* TASK DATA
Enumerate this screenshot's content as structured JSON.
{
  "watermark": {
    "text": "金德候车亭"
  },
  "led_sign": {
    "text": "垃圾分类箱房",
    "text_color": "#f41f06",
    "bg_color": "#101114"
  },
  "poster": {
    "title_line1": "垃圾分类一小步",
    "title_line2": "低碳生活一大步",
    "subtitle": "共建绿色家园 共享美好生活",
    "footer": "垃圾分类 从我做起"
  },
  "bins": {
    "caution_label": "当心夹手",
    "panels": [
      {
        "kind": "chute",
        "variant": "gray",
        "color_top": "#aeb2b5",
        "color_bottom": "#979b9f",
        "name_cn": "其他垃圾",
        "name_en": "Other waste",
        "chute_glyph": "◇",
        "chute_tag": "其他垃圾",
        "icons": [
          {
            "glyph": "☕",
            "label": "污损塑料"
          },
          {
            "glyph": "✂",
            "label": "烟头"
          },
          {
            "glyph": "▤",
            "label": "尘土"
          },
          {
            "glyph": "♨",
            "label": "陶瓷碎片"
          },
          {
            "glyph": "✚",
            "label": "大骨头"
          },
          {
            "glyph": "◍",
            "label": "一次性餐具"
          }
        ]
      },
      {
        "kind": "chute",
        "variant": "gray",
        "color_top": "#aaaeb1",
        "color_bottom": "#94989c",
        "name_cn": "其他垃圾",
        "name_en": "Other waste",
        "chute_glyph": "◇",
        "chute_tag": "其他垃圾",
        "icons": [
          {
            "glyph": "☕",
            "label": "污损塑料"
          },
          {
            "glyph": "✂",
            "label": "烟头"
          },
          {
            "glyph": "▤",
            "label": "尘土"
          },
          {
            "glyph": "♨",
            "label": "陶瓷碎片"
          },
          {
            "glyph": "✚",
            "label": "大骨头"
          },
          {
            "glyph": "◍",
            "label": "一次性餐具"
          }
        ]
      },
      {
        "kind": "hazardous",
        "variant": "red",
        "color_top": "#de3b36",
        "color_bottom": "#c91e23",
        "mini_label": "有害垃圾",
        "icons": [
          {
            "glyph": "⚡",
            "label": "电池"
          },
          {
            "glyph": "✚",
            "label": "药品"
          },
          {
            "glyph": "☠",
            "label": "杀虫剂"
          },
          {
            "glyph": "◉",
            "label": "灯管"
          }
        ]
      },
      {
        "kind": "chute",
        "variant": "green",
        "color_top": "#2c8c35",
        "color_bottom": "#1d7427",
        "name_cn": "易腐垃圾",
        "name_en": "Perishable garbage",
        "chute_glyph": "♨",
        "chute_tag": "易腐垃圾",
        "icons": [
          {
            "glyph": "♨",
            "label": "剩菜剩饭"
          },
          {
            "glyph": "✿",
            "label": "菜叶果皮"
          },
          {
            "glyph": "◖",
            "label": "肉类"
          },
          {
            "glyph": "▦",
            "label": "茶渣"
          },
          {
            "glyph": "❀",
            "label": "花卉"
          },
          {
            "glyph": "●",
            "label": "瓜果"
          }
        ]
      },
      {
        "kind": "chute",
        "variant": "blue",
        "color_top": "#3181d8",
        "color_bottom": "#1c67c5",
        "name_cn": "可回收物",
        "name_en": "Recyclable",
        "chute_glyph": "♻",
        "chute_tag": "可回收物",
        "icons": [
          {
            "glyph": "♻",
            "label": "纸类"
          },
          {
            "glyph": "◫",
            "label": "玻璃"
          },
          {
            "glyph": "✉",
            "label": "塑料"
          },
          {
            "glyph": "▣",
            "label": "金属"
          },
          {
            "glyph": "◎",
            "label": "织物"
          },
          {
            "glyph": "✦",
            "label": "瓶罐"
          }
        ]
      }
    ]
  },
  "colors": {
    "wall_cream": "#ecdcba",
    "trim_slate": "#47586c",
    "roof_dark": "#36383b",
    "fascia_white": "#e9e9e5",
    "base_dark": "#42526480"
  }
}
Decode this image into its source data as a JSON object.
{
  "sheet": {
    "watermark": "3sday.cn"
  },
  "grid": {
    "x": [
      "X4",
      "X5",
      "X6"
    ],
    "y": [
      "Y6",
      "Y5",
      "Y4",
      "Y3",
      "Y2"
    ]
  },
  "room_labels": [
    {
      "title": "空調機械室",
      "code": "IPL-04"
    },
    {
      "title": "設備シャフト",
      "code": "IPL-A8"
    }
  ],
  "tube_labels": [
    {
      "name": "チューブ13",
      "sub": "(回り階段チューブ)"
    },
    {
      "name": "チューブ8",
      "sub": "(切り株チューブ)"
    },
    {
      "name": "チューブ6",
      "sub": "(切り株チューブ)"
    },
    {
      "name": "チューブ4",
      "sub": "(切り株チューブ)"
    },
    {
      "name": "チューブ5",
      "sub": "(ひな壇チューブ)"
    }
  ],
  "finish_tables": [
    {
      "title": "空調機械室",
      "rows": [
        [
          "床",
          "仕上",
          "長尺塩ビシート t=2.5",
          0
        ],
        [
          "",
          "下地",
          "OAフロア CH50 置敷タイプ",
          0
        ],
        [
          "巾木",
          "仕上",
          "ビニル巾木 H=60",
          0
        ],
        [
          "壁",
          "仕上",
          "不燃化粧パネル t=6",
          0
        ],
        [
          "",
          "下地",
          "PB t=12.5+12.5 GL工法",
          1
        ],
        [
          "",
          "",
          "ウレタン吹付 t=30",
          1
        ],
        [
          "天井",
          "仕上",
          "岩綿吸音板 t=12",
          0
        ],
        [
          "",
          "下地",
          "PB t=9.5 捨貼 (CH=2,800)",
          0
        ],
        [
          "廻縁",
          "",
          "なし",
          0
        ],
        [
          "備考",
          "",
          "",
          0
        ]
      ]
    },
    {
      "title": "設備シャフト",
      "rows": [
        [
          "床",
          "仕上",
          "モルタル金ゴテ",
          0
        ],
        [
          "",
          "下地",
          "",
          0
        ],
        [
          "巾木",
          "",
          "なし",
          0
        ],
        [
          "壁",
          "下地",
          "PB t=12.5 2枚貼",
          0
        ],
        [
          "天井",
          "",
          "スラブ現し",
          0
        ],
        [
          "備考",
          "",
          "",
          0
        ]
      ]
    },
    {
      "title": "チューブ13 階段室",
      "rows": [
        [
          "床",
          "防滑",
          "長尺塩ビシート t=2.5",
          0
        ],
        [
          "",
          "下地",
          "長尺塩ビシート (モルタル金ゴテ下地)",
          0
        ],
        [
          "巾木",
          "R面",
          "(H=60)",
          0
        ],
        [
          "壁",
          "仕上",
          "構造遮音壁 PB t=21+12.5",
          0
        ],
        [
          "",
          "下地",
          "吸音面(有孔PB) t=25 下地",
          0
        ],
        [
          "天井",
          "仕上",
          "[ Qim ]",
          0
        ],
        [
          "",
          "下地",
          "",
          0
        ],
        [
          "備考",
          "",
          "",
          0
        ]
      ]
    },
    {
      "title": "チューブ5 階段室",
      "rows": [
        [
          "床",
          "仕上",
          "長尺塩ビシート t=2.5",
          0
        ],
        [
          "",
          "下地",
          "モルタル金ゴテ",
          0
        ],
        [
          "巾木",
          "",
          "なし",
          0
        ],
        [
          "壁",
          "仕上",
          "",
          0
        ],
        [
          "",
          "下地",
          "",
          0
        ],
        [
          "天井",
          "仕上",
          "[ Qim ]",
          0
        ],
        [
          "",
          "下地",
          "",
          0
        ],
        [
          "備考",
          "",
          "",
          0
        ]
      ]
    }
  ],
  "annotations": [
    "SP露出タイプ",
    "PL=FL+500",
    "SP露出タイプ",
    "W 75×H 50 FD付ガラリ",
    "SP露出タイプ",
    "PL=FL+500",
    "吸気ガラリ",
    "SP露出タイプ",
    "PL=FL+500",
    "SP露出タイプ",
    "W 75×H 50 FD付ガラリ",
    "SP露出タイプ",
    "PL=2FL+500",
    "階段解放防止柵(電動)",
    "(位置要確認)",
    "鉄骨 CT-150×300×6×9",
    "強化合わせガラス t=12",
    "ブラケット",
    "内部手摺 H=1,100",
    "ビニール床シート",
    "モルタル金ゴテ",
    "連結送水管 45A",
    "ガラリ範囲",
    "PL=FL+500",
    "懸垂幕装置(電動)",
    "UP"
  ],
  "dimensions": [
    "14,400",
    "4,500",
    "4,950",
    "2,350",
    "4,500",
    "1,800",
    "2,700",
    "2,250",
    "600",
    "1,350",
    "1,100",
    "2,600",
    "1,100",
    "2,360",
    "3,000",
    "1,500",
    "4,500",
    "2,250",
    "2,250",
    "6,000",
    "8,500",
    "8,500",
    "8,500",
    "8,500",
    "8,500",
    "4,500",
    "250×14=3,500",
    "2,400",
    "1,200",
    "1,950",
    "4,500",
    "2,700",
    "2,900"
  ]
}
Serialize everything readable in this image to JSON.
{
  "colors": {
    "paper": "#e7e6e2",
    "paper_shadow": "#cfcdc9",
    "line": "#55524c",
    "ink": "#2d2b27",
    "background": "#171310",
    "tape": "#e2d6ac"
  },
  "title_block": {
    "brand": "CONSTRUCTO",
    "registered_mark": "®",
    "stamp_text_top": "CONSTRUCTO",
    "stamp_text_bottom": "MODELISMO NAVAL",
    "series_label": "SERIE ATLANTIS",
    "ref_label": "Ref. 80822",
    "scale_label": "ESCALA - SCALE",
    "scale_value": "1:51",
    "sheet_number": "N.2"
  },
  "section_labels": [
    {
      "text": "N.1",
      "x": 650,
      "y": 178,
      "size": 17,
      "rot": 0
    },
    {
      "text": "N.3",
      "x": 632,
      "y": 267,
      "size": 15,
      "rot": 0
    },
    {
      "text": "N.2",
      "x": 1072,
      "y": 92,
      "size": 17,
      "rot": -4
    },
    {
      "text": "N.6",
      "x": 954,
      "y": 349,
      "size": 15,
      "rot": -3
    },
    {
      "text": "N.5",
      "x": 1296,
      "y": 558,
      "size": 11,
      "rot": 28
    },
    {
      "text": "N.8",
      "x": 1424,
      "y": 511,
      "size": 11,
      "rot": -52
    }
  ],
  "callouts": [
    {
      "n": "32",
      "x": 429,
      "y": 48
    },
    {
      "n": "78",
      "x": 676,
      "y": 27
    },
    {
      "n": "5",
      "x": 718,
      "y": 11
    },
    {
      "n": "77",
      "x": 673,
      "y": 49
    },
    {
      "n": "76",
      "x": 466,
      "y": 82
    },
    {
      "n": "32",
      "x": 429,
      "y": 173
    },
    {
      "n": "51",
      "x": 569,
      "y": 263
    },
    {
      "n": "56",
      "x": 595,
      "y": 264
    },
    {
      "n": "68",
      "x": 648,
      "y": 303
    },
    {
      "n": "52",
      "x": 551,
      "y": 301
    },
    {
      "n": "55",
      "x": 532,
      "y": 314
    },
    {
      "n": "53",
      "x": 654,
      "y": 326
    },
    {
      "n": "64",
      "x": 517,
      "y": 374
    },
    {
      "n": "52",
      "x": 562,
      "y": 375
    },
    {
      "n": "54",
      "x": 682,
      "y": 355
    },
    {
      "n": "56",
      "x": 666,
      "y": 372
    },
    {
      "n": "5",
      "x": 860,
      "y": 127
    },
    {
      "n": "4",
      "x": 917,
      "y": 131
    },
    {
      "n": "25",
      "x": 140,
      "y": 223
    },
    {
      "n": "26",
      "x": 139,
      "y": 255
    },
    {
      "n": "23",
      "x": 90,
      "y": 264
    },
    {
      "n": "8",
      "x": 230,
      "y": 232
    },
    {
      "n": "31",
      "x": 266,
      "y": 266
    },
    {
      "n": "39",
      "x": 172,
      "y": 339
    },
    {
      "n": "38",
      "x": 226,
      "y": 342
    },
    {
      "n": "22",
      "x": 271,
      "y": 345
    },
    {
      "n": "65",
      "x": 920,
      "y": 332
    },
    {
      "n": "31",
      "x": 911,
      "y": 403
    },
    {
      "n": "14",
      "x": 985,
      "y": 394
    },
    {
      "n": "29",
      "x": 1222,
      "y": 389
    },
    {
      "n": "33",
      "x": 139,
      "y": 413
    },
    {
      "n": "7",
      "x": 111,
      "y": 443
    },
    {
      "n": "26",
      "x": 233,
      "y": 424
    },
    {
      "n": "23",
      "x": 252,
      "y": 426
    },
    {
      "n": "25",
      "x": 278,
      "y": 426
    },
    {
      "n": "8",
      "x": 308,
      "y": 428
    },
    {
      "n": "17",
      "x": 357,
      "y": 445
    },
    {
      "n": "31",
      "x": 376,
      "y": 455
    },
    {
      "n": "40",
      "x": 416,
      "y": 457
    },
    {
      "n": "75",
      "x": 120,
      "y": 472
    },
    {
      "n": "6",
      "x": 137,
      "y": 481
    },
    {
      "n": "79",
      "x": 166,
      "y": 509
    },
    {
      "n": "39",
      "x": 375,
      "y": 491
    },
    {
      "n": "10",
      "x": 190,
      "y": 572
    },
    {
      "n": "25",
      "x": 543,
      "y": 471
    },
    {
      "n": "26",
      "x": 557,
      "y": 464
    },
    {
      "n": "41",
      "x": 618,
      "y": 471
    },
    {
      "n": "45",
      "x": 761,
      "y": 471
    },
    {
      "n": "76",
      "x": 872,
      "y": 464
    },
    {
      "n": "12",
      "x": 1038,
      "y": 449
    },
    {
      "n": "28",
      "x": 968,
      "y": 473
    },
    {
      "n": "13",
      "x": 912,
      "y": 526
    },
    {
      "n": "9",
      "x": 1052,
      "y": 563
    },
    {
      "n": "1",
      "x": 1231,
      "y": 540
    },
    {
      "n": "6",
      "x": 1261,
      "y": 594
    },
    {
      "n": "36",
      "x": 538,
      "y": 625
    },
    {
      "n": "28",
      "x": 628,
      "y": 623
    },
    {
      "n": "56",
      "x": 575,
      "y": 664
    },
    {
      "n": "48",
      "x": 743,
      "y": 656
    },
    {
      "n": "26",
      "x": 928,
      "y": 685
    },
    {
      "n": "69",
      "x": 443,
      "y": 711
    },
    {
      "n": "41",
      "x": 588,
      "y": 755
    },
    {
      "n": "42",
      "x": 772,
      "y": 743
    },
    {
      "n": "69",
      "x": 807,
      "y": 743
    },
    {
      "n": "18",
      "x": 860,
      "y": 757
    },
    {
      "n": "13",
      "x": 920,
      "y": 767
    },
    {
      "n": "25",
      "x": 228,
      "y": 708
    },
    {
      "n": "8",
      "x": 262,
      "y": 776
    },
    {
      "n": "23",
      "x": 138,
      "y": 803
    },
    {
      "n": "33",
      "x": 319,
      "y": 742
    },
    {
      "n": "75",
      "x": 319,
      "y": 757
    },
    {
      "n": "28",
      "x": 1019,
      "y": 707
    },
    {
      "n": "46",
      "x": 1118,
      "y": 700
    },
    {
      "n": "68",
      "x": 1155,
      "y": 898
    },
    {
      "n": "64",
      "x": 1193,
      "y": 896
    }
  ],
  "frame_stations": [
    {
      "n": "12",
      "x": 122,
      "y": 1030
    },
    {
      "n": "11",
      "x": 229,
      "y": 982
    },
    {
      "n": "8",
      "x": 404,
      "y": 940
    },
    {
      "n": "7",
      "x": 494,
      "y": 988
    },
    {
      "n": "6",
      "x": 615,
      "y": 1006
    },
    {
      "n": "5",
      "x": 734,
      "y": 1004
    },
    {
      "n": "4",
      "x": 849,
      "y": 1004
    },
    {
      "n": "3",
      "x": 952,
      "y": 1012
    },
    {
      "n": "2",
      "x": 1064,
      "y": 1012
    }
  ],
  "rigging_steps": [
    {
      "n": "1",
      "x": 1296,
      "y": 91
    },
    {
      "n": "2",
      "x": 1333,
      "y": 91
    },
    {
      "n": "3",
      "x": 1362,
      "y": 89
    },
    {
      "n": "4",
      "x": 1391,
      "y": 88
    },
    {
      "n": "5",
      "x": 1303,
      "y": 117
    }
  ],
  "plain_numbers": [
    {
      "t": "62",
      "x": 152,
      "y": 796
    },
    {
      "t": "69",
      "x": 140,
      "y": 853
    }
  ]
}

* GOAL
Copy out every line in the entries above that holds "image".

* WORKED ANSWER
Decode this image into its source data as a JSON object.
Serialize everything readable in this image to JSON.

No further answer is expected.